Dataset rows:
--------------------
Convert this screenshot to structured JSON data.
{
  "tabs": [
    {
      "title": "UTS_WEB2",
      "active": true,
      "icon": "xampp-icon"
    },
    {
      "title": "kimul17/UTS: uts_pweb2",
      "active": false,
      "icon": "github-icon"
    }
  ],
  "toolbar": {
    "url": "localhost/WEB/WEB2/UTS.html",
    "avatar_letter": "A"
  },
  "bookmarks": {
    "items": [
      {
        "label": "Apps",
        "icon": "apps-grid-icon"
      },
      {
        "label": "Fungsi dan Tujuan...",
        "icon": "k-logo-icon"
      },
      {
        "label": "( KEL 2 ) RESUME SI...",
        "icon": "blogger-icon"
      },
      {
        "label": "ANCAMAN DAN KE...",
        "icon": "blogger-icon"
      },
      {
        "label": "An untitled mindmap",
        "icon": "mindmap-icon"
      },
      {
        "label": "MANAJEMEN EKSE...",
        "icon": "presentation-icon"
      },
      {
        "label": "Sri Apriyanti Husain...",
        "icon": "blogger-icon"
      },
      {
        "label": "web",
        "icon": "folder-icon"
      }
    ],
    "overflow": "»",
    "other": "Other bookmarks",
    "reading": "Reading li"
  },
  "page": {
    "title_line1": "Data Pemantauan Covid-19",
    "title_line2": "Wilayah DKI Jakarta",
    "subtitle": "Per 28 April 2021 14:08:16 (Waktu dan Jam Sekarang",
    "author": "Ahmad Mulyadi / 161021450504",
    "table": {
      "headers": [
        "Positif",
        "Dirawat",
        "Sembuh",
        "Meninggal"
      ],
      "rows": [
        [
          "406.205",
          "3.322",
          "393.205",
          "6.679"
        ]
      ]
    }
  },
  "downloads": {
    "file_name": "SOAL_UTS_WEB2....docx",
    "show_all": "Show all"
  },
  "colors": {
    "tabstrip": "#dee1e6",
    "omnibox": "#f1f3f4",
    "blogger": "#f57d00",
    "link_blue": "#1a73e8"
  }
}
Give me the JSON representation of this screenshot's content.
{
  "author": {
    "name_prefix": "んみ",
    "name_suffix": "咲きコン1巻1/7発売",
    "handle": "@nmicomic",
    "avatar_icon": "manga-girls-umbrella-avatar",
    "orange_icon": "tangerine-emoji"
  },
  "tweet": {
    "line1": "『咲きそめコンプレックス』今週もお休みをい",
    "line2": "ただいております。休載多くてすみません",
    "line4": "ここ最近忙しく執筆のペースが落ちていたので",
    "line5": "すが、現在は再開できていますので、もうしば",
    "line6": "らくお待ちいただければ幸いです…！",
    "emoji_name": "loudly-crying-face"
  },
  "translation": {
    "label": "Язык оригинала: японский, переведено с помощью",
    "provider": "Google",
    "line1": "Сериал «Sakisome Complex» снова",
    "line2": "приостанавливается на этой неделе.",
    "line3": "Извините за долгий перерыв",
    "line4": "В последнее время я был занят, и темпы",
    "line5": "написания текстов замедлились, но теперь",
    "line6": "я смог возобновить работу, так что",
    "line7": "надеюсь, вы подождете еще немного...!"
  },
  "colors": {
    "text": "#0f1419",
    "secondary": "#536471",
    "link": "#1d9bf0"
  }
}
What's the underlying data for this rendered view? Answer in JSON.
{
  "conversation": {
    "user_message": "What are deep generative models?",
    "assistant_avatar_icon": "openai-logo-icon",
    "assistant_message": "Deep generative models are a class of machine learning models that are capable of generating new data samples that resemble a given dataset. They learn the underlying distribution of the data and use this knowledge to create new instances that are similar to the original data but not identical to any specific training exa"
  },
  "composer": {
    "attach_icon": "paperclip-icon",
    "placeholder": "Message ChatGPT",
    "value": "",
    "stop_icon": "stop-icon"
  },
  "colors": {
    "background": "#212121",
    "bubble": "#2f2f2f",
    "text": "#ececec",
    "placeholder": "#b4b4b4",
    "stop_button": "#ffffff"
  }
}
--------------------
EXERCISE AIM:
Check the data for the word "models" and pull out the lines that have it.

THE OUTPUT:
    "user_message": "What are deep generative models?",
    "assistant_message": "Deep generative models are a class of machine learning models that are capable of generating new data samples that resemble a given dataset. They learn the underlying distribution of the data and use this knowledge to create new instances that are similar to the original data but not identical to any specific training exa"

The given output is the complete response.